**SET TASK**: Across the entries below, how many lines contain the word "Will"? Give the number alone.

Dataset entries
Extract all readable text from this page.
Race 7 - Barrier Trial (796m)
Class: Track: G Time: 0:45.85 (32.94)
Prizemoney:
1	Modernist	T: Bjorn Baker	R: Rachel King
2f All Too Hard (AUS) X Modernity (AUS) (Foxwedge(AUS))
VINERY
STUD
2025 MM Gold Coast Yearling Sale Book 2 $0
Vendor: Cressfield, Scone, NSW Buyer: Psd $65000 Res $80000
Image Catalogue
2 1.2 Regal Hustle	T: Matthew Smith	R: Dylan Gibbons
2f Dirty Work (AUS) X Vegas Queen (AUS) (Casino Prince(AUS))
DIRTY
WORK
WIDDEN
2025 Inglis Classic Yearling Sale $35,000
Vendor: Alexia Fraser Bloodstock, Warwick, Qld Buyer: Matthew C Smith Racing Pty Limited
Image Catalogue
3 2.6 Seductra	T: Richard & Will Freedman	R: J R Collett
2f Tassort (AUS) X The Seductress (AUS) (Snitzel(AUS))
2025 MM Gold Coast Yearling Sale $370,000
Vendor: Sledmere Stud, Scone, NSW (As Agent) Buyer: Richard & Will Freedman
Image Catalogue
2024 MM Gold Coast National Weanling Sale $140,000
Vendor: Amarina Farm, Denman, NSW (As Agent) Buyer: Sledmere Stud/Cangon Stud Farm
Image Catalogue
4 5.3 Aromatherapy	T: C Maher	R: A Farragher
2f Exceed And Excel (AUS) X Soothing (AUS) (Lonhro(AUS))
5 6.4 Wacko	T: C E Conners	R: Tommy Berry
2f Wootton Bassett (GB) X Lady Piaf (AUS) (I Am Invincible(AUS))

**ANSWER TO THIS EXERCISE**: 2